— Begin —
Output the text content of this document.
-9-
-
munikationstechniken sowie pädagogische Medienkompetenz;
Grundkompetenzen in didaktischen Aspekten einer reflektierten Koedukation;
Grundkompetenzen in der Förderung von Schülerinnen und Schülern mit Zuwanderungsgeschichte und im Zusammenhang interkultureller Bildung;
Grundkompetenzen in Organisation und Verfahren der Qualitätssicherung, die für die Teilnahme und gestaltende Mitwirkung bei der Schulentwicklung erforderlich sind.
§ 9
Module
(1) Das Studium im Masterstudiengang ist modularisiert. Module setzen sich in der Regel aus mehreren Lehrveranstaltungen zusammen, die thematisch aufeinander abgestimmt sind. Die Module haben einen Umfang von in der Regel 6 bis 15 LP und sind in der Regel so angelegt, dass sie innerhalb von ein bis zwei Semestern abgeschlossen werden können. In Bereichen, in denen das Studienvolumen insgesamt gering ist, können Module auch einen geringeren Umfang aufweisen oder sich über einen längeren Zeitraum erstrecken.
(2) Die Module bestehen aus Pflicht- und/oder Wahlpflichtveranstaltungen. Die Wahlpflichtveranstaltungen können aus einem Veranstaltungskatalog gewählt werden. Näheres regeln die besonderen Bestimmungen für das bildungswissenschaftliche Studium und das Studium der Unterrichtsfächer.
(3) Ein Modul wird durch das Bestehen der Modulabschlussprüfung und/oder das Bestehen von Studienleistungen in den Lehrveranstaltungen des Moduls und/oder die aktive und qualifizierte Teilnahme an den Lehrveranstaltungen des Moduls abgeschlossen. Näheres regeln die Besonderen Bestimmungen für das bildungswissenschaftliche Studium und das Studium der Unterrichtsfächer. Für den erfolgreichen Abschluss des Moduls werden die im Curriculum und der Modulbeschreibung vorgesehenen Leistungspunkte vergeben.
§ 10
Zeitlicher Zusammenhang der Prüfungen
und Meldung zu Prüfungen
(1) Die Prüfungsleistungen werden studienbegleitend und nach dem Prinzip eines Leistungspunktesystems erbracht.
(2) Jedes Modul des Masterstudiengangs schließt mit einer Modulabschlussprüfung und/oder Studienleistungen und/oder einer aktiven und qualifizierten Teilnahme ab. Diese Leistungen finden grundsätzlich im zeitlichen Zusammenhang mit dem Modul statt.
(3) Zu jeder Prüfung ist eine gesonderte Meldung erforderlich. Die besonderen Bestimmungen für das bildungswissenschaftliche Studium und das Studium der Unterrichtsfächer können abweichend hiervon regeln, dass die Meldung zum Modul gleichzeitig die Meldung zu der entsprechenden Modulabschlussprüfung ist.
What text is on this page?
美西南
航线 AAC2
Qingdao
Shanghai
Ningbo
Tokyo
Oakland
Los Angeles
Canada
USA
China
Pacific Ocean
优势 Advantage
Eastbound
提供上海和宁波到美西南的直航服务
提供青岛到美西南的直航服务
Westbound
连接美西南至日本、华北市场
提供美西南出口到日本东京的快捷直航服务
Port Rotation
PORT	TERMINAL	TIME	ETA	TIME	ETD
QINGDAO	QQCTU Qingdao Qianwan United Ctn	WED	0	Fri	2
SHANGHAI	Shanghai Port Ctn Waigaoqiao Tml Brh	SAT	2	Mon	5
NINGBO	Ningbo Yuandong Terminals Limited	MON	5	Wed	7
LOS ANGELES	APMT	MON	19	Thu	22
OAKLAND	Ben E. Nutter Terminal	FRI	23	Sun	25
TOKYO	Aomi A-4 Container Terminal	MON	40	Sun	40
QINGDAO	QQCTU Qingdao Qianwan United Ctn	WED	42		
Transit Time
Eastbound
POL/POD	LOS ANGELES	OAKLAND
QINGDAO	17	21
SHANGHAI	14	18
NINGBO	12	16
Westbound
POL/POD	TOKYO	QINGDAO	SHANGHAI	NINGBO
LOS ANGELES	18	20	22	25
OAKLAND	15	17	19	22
— End —
● **Exercise brief**
The records above must be output exactly, in full.

● **Full solution**
Output the text content of this document.
-9-
-
munikationstechniken sowie pädagogische Medienkompetenz;
Grundkompetenzen in didaktischen Aspekten einer reflektierten Koedukation;
Grundkompetenzen in der Förderung von Schülerinnen und Schülern mit Zuwanderungsgeschichte und im Zusammenhang interkultureller Bildung;
Grundkompetenzen in Organisation und Verfahren der Qualitätssicherung, die für die Teilnahme und gestaltende Mitwirkung bei der Schulentwicklung erforderlich sind.
§ 9
Module
(1) Das Studium im Masterstudiengang ist modularisiert. Module setzen sich in der Regel aus mehreren Lehrveranstaltungen zusammen, die thematisch aufeinander abgestimmt sind. Die Module haben einen Umfang von in der Regel 6 bis 15 LP und sind in der Regel so angelegt, dass sie innerhalb von ein bis zwei Semestern abgeschlossen werden können. In Bereichen, in denen das Studienvolumen insgesamt gering ist, können Module auch einen geringeren Umfang aufweisen oder sich über einen längeren Zeitraum erstrecken.
(2) Die Module bestehen aus Pflicht- und/oder Wahlpflichtveranstaltungen. Die Wahlpflichtveranstaltungen können aus einem Veranstaltungskatalog gewählt werden. Näheres regeln die besonderen Bestimmungen für das bildungswissenschaftliche Studium und das Studium der Unterrichtsfächer.
(3) Ein Modul wird durch das Bestehen der Modulabschlussprüfung und/oder das Bestehen von Studienleistungen in den Lehrveranstaltungen des Moduls und/oder die aktive und qualifizierte Teilnahme an den Lehrveranstaltungen des Moduls abgeschlossen. Näheres regeln die Besonderen Bestimmungen für das bildungswissenschaftliche Studium und das Studium der Unterrichtsfächer. Für den erfolgreichen Abschluss des Moduls werden die im Curriculum und der Modulbeschreibung vorgesehenen Leistungspunkte vergeben.
§ 10
Zeitlicher Zusammenhang der Prüfungen
und Meldung zu Prüfungen
(1) Die Prüfungsleistungen werden studienbegleitend und nach dem Prinzip eines Leistungspunktesystems erbracht.
(2) Jedes Modul des Masterstudiengangs schließt mit einer Modulabschlussprüfung und/oder Studienleistungen und/oder einer aktiven und qualifizierten Teilnahme ab. Diese Leistungen finden grundsätzlich im zeitlichen Zusammenhang mit dem Modul statt.
(3) Zu jeder Prüfung ist eine gesonderte Meldung erforderlich. Die besonderen Bestimmungen für das bildungswissenschaftliche Studium und das Studium der Unterrichtsfächer können abweichend hiervon regeln, dass die Meldung zum Modul gleichzeitig die Meldung zu der entsprechenden Modulabschlussprüfung ist.
What text is on this page?
美西南
航线 AAC2
Qingdao
Shanghai
Ningbo
Tokyo
Oakland
Los Angeles
Canada
USA
China
Pacific Ocean
优势 Advantage
Eastbound
提供上海和宁波到美西南的直航服务
提供青岛到美西南的直航服务
Westbound
连接美西南至日本、华北市场
提供美西南出口到日本东京的快捷直航服务
Port Rotation
PORT	TERMINAL	TIME	ETA	TIME	ETD
QINGDAO	QQCTU Qingdao Qianwan United Ctn	WED	0	Fri	2
SHANGHAI	Shanghai Port Ctn Waigaoqiao Tml Brh	SAT	2	Mon	5
NINGBO	Ningbo Yuandong Terminals Limited	MON	5	Wed	7
LOS ANGELES	APMT	MON	19	Thu	22
OAKLAND	Ben E. Nutter Terminal	FRI	23	Sun	25
TOKYO	Aomi A-4 Container Terminal	MON	40	Sun	40
QINGDAO	QQCTU Qingdao Qianwan United Ctn	WED	42		
Transit Time
Eastbound
POL/POD	LOS ANGELES	OAKLAND
QINGDAO	17	21
SHANGHAI	14	18
NINGBO	12	16
Westbound
POL/POD	TOKYO	QINGDAO	SHANGHAI	NINGBO
LOS ANGELES	18	20	22	25
OAKLAND	15	17	19	22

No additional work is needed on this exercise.